Return the listing below unchanged, minus its pictures.
..............................
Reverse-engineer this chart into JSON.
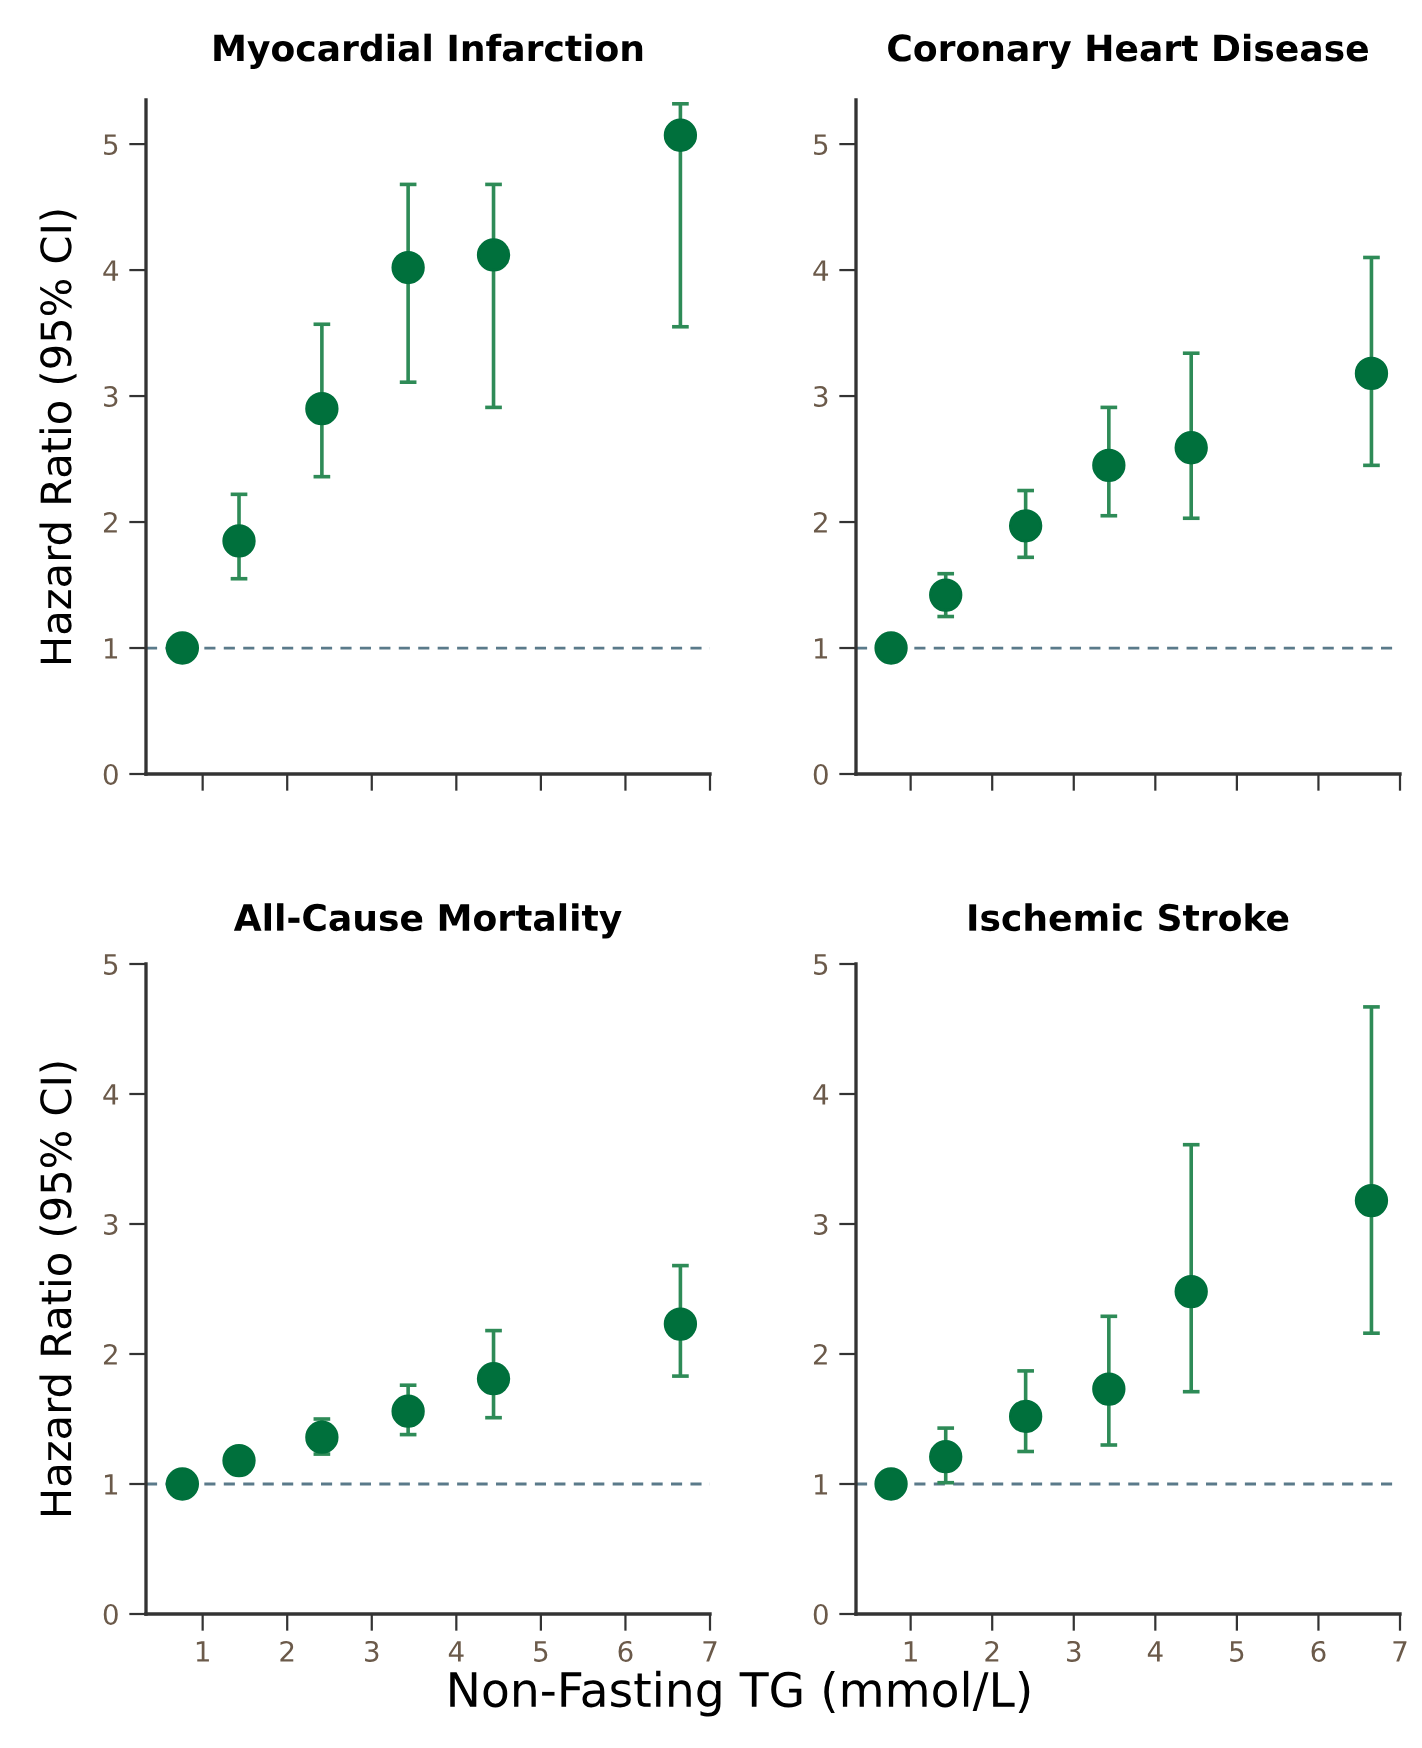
{
  "chart_data": [
    {
      "type": "scatter",
      "title": "Myocardial Infarction",
      "ylabel": "Hazard Ratio (95% CI)",
      "x": [
        0.76,
        1.43,
        2.41,
        3.43,
        4.44,
        6.65
      ],
      "values": [
        1.0,
        1.85,
        2.9,
        4.02,
        4.12,
        5.07
      ],
      "errors": [
        null,
        [
          1.55,
          2.22
        ],
        [
          2.36,
          3.57
        ],
        [
          3.11,
          4.68
        ],
        [
          2.91,
          4.68
        ],
        [
          3.55,
          5.32
        ]
      ],
      "color": "#00703c",
      "marker": "circle",
      "xlim": [
        0.33,
        7
      ],
      "xticks": [
        {
          "value": 1,
          "label": null
        },
        {
          "value": 2,
          "label": null
        },
        {
          "value": 3,
          "label": null
        },
        {
          "value": 4,
          "label": null
        },
        {
          "value": 5,
          "label": null
        },
        {
          "value": 6,
          "label": null
        },
        {
          "value": 7,
          "label": null
        }
      ],
      "ylim": [
        0,
        5.35
      ],
      "yticks": [
        0,
        1,
        2,
        3,
        4,
        5
      ],
      "tick_labels": "y",
      "ref_lines": [
        {
          "axis": "y",
          "value": 1,
          "color": "#5a7a8a",
          "line_style": "dashed"
        }
      ]
    },
    {
      "type": "scatter",
      "title": "Coronary Heart Disease",
      "x": [
        0.76,
        1.43,
        2.41,
        3.43,
        4.44,
        6.65
      ],
      "values": [
        1.0,
        1.42,
        1.97,
        2.45,
        2.59,
        3.18
      ],
      "errors": [
        null,
        [
          1.25,
          1.59
        ],
        [
          1.72,
          2.25
        ],
        [
          2.05,
          2.91
        ],
        [
          2.03,
          3.34
        ],
        [
          2.45,
          4.1
        ]
      ],
      "color": "#00703c",
      "marker": "circle",
      "xlim": [
        0.33,
        7
      ],
      "xticks": [
        {
          "value": 1,
          "label": null
        },
        {
          "value": 2,
          "label": null
        },
        {
          "value": 3,
          "label": null
        },
        {
          "value": 4,
          "label": null
        },
        {
          "value": 5,
          "label": null
        },
        {
          "value": 6,
          "label": null
        },
        {
          "value": 7,
          "label": null
        }
      ],
      "ylim": [
        0,
        5.35
      ],
      "yticks": [
        0,
        1,
        2,
        3,
        4,
        5
      ],
      "tick_labels": "y",
      "ref_lines": [
        {
          "axis": "y",
          "value": 1,
          "color": "#5a7a8a",
          "line_style": "dashed"
        }
      ]
    },
    {
      "type": "scatter",
      "title": "All-Cause Mortality",
      "ylabel": "Hazard Ratio (95% CI)",
      "xlabel": "Non-Fasting TG (mmol/L)",
      "x": [
        0.76,
        1.43,
        2.41,
        3.43,
        4.44,
        6.65
      ],
      "values": [
        1.0,
        1.18,
        1.36,
        1.56,
        1.81,
        2.23
      ],
      "errors": [
        null,
        null,
        [
          1.23,
          1.5
        ],
        [
          1.38,
          1.76
        ],
        [
          1.51,
          2.18
        ],
        [
          1.83,
          2.68
        ]
      ],
      "color": "#00703c",
      "marker": "circle",
      "xlim": [
        0.33,
        7
      ],
      "xticks": [
        1,
        2,
        3,
        4,
        5,
        6,
        7
      ],
      "ylim": [
        0,
        5
      ],
      "yticks": [
        0,
        1,
        2,
        3,
        4,
        5
      ],
      "ref_lines": [
        {
          "axis": "y",
          "value": 1,
          "color": "#5a7a8a",
          "line_style": "dashed"
        }
      ]
    },
    {
      "type": "scatter",
      "title": "Ischemic Stroke",
      "x": [
        0.76,
        1.43,
        2.41,
        3.43,
        4.44,
        6.65
      ],
      "values": [
        1.0,
        1.21,
        1.52,
        1.73,
        2.48,
        3.18
      ],
      "errors": [
        null,
        [
          1.01,
          1.43
        ],
        [
          1.25,
          1.87
        ],
        [
          1.3,
          2.29
        ],
        [
          1.71,
          3.61
        ],
        [
          2.16,
          4.67
        ]
      ],
      "color": "#00703c",
      "marker": "circle",
      "xlim": [
        0.33,
        7
      ],
      "xticks": [
        1,
        2,
        3,
        4,
        5,
        6,
        7
      ],
      "ylim": [
        0,
        5
      ],
      "yticks": [
        0,
        1,
        2,
        3,
        4,
        5
      ],
      "ref_lines": [
        {
          "axis": "y",
          "value": 1,
          "color": "#5a7a8a",
          "line_style": "dashed"
        }
      ]
    }
  ]
}
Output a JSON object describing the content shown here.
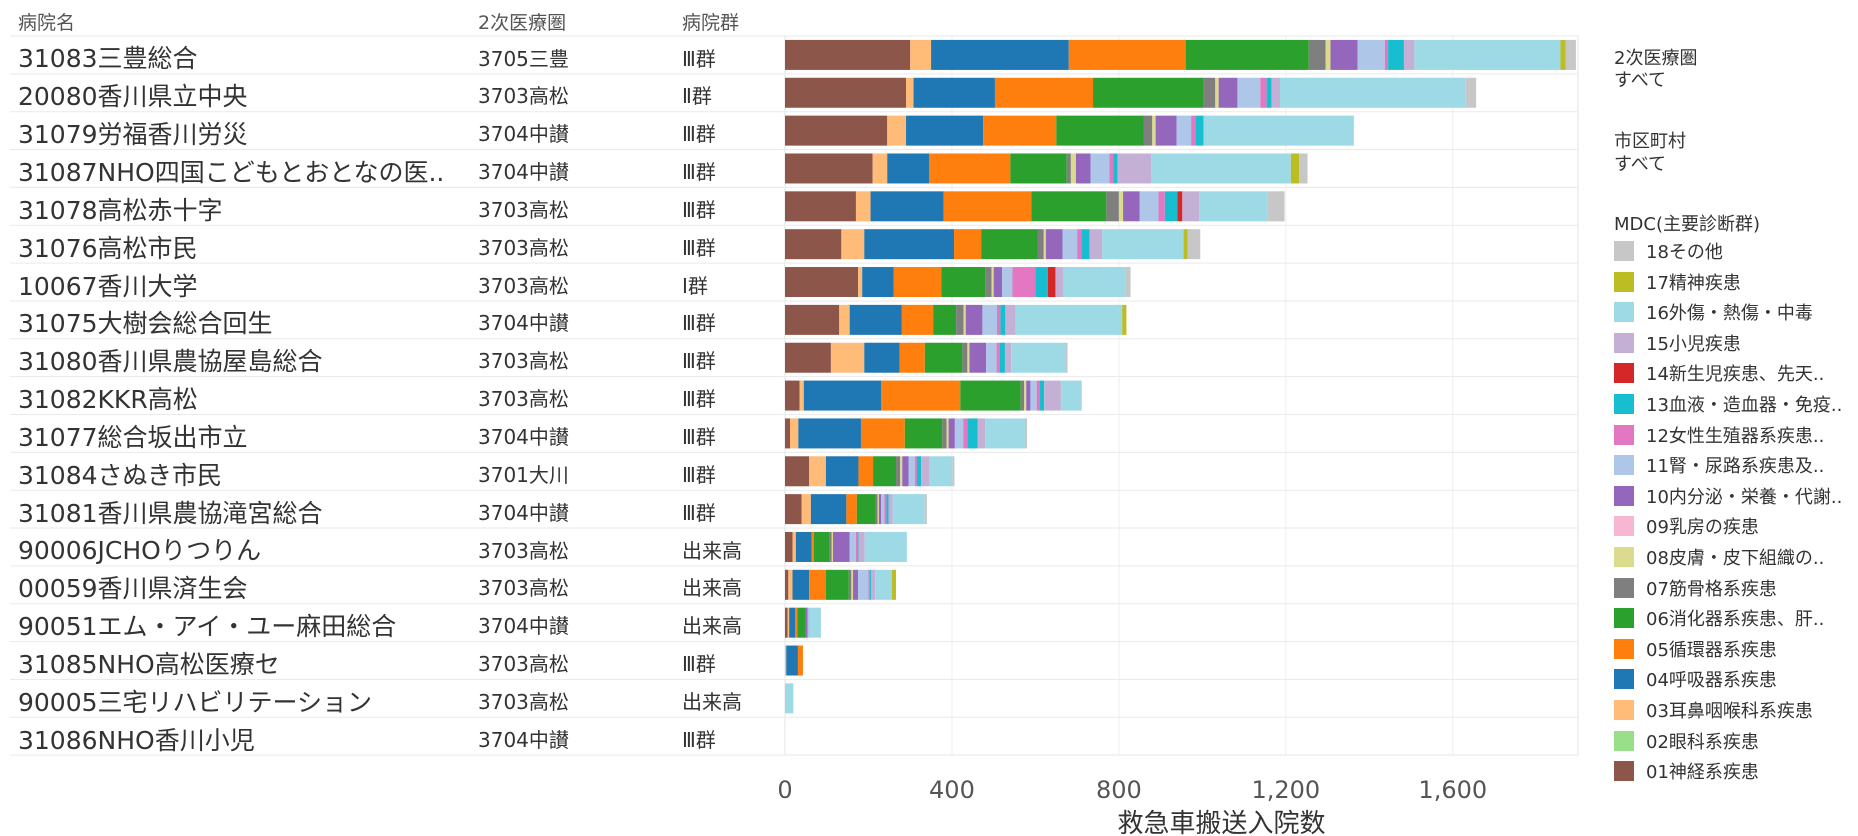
..............................
## Right answer
Reverse-engineer this chart into JSON.
{
  "chart_data": [
    {
      "type": "scatter",
      "title": "Myocardial Infarction",
      "ylabel": "Hazard Ratio (95% CI)",
      "x": [
        0.76,
        1.43,
        2.41,
        3.43,
        4.44,
        6.65
      ],
      "values": [
        1.0,
        1.85,
        2.9,
        4.02,
        4.12,
        5.07
      ],
      "errors": [
        null,
        [
          1.55,
          2.22
        ],
        [
          2.36,
          3.57
        ],
        [
          3.11,
          4.68
        ],
        [
          2.91,
          4.68
        ],
        [
          3.55,
          5.32
        ]
      ],
      "color": "#00703c",
      "marker": "circle",
      "xlim": [
        0.33,
        7
      ],
      "xticks": [
        {
          "value": 1,
          "label": null
        },
        {
          "value": 2,
          "label": null
        },
        {
          "value": 3,
          "label": null
        },
        {
          "value": 4,
          "label": null
        },
        {
          "value": 5,
          "label": null
        },
        {
          "value": 6,
          "label": null
        },
        {
          "value": 7,
          "label": null
        }
      ],
      "ylim": [
        0,
        5.35
      ],
      "yticks": [
        0,
        1,
        2,
        3,
        4,
        5
      ],
      "tick_labels": "y",
      "ref_lines": [
        {
          "axis": "y",
          "value": 1,
          "color": "#5a7a8a",
          "line_style": "dashed"
        }
      ]
    },
    {
      "type": "scatter",
      "title": "Coronary Heart Disease",
      "x": [
        0.76,
        1.43,
        2.41,
        3.43,
        4.44,
        6.65
      ],
      "values": [
        1.0,
        1.42,
        1.97,
        2.45,
        2.59,
        3.18
      ],
      "errors": [
        null,
        [
          1.25,
          1.59
        ],
        [
          1.72,
          2.25
        ],
        [
          2.05,
          2.91
        ],
        [
          2.03,
          3.34
        ],
        [
          2.45,
          4.1
        ]
      ],
      "color": "#00703c",
      "marker": "circle",
      "xlim": [
        0.33,
        7
      ],
      "xticks": [
        {
          "value": 1,
          "label": null
        },
        {
          "value": 2,
          "label": null
        },
        {
          "value": 3,
          "label": null
        },
        {
          "value": 4,
          "label": null
        },
        {
          "value": 5,
          "label": null
        },
        {
          "value": 6,
          "label": null
        },
        {
          "value": 7,
          "label": null
        }
      ],
      "ylim": [
        0,
        5.35
      ],
      "yticks": [
        0,
        1,
        2,
        3,
        4,
        5
      ],
      "tick_labels": "y",
      "ref_lines": [
        {
          "axis": "y",
          "value": 1,
          "color": "#5a7a8a",
          "line_style": "dashed"
        }
      ]
    },
    {
      "type": "scatter",
      "title": "All-Cause Mortality",
      "ylabel": "Hazard Ratio (95% CI)",
      "xlabel": "Non-Fasting TG (mmol/L)",
      "x": [
        0.76,
        1.43,
        2.41,
        3.43,
        4.44,
        6.65
      ],
      "values": [
        1.0,
        1.18,
        1.36,
        1.56,
        1.81,
        2.23
      ],
      "errors": [
        null,
        null,
        [
          1.23,
          1.5
        ],
        [
          1.38,
          1.76
        ],
        [
          1.51,
          2.18
        ],
        [
          1.83,
          2.68
        ]
      ],
      "color": "#00703c",
      "marker": "circle",
      "xlim": [
        0.33,
        7
      ],
      "xticks": [
        1,
        2,
        3,
        4,
        5,
        6,
        7
      ],
      "ylim": [
        0,
        5
      ],
      "yticks": [
        0,
        1,
        2,
        3,
        4,
        5
      ],
      "ref_lines": [
        {
          "axis": "y",
          "value": 1,
          "color": "#5a7a8a",
          "line_style": "dashed"
        }
      ]
    },
    {
      "type": "scatter",
      "title": "Ischemic Stroke",
      "x": [
        0.76,
        1.43,
        2.41,
        3.43,
        4.44,
        6.65
      ],
      "values": [
        1.0,
        1.21,
        1.52,
        1.73,
        2.48,
        3.18
      ],
      "errors": [
        null,
        [
          1.01,
          1.43
        ],
        [
          1.25,
          1.87
        ],
        [
          1.3,
          2.29
        ],
        [
          1.71,
          3.61
        ],
        [
          2.16,
          4.67
        ]
      ],
      "color": "#00703c",
      "marker": "circle",
      "xlim": [
        0.33,
        7
      ],
      "xticks": [
        1,
        2,
        3,
        4,
        5,
        6,
        7
      ],
      "ylim": [
        0,
        5
      ],
      "yticks": [
        0,
        1,
        2,
        3,
        4,
        5
      ],
      "ref_lines": [
        {
          "axis": "y",
          "value": 1,
          "color": "#5a7a8a",
          "line_style": "dashed"
        }
      ]
    }
  ]
}
Output a JSON object describing the content shown here.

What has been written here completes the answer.